<<<<

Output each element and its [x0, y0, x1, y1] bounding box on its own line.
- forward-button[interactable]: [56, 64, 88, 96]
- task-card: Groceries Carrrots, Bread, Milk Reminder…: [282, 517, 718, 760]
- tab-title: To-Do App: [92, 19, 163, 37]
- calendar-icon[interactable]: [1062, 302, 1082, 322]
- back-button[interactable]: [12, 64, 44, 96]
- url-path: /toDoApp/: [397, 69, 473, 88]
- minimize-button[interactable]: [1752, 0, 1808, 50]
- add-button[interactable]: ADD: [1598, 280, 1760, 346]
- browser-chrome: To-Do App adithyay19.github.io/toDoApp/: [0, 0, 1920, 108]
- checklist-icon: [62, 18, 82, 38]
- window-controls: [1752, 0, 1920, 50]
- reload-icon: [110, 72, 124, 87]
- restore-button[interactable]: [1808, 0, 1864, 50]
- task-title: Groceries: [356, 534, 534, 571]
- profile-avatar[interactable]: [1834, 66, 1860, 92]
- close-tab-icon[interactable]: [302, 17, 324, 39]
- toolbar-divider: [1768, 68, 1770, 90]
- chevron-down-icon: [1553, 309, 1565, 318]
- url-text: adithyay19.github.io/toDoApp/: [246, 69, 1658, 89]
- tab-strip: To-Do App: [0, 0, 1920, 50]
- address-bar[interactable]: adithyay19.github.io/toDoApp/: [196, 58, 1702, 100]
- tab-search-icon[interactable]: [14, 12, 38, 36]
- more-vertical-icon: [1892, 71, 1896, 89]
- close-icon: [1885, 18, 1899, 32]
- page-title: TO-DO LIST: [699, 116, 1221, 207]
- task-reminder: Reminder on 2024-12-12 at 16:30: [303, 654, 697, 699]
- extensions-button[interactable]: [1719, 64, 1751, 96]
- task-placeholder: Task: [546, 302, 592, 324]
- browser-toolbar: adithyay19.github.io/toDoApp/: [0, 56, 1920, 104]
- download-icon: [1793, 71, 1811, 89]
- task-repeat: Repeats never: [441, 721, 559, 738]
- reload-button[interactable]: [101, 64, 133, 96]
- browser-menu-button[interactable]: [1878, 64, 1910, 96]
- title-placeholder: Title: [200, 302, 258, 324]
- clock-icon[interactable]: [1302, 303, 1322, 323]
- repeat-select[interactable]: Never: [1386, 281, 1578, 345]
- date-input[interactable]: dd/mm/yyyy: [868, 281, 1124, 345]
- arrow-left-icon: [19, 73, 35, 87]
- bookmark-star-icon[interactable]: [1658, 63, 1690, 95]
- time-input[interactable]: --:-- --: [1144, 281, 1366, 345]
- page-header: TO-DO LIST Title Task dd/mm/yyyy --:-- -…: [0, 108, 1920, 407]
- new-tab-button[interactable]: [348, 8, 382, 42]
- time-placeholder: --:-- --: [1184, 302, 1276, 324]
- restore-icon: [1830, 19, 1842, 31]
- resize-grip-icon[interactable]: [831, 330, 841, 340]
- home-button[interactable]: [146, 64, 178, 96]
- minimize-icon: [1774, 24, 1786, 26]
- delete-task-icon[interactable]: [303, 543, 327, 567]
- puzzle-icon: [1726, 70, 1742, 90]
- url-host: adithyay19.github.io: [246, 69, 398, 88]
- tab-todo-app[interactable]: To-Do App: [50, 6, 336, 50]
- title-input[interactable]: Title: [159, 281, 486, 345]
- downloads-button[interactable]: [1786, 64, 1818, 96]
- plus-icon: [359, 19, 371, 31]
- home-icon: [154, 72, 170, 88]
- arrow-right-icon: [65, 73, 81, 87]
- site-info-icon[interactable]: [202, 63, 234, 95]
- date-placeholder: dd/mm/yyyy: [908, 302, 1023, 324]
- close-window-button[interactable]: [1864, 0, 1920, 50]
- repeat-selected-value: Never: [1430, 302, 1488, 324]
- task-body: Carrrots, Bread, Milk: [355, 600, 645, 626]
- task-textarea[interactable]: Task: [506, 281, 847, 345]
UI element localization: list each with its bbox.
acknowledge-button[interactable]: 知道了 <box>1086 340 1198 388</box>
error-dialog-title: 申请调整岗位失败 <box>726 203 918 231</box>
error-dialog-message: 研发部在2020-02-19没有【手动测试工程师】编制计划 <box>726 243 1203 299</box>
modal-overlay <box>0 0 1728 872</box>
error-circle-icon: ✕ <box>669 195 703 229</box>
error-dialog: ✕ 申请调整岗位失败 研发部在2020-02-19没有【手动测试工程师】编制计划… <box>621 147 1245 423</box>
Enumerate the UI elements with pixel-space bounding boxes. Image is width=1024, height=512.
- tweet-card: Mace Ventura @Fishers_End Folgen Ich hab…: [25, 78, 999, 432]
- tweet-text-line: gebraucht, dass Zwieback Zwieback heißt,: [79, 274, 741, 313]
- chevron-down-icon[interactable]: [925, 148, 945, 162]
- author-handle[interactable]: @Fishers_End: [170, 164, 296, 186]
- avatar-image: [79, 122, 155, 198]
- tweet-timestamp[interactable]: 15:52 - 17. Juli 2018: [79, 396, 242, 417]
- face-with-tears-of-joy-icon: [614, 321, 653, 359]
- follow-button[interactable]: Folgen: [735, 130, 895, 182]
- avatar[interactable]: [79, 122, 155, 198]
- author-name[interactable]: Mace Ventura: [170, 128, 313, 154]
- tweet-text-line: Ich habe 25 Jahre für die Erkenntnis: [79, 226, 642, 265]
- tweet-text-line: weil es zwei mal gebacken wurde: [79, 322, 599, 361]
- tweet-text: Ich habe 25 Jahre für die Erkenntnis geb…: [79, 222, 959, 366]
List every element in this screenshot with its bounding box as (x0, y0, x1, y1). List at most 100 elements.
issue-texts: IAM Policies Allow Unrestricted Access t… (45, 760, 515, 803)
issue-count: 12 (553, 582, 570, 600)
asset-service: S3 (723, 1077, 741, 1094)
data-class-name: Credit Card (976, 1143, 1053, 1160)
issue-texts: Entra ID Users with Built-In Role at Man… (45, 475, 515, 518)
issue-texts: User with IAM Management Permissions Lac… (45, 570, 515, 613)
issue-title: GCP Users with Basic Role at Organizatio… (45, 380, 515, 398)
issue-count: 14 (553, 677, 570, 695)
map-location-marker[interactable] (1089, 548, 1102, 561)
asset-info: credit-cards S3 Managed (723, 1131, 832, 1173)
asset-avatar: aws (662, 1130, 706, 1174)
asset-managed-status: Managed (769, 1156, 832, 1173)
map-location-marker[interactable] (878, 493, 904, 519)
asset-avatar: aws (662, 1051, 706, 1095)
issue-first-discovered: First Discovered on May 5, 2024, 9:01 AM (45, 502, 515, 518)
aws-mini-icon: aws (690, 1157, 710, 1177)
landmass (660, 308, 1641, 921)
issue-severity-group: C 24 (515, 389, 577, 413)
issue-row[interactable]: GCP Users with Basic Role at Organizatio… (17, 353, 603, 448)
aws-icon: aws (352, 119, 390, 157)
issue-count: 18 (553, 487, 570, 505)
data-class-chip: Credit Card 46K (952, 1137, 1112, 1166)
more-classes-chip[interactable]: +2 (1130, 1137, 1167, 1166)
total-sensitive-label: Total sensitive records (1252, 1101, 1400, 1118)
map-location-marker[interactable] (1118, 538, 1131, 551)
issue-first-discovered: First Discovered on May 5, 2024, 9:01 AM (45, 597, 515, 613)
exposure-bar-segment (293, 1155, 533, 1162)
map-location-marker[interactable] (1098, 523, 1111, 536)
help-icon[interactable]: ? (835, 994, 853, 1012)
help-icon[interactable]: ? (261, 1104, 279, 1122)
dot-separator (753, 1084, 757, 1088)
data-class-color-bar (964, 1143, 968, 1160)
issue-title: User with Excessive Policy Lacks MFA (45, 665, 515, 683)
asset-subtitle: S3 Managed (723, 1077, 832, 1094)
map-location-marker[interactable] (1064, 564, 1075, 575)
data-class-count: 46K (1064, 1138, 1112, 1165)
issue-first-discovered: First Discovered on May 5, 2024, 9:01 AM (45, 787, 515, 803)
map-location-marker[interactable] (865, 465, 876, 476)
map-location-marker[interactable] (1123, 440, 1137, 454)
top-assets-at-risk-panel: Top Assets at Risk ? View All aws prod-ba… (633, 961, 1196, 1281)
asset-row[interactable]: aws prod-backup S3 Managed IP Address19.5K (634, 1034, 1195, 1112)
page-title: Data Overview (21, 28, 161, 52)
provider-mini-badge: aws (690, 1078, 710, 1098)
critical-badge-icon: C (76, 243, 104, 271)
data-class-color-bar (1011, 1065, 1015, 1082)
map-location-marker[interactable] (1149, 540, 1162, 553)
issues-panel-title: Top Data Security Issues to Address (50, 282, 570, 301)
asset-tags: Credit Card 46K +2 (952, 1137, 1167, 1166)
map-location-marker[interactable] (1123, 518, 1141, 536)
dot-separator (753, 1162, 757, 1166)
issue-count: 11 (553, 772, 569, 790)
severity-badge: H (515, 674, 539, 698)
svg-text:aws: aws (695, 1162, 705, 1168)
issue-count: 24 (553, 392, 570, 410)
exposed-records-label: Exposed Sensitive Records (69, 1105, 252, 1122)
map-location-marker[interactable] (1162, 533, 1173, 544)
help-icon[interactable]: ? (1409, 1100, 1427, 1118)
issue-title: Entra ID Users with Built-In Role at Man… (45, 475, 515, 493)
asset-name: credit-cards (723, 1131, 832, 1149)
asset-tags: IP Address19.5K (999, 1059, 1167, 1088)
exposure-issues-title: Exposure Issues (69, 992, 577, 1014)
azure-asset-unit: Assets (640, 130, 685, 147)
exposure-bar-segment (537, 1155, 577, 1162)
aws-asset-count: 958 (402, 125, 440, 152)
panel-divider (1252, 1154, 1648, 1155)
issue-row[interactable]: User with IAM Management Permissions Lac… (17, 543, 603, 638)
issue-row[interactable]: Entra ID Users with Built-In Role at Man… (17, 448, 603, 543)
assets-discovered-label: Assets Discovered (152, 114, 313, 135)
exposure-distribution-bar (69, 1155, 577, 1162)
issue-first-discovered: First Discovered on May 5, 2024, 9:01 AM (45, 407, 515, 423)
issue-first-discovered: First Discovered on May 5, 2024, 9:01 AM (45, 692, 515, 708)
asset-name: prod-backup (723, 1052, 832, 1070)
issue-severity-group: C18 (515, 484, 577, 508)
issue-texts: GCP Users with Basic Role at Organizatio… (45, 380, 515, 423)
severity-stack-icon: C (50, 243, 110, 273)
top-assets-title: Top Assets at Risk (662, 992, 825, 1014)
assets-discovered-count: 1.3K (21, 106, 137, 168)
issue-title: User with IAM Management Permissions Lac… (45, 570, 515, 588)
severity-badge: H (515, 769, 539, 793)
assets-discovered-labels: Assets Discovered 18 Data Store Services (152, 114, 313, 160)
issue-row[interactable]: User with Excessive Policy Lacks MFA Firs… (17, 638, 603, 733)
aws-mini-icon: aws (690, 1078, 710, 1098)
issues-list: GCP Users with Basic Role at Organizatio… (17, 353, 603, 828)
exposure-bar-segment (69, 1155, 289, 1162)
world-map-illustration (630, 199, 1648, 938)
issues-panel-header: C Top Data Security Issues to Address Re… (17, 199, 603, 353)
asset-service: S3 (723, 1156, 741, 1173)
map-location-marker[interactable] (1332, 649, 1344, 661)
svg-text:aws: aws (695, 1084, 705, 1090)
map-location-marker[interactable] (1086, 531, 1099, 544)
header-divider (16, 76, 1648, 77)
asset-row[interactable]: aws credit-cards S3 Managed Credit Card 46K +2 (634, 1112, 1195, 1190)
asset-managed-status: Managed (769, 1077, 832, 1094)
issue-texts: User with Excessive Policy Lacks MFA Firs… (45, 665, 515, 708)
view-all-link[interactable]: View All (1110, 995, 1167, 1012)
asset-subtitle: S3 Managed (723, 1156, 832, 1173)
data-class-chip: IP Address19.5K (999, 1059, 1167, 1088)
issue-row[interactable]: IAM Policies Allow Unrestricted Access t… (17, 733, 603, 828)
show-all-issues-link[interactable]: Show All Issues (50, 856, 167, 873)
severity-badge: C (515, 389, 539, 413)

>>>>

Written exercise. Please show each row above that contains the word "Built".

Result of the task.
issue-texts: Entra ID Users with Built-In Role at Man… (45, 475, 515, 518)
issue-title: Entra ID Users with Built-In Role at Man… (45, 475, 515, 493)
issue-row[interactable]: Entra ID Users with Built-In Role at Man… (17, 448, 603, 543)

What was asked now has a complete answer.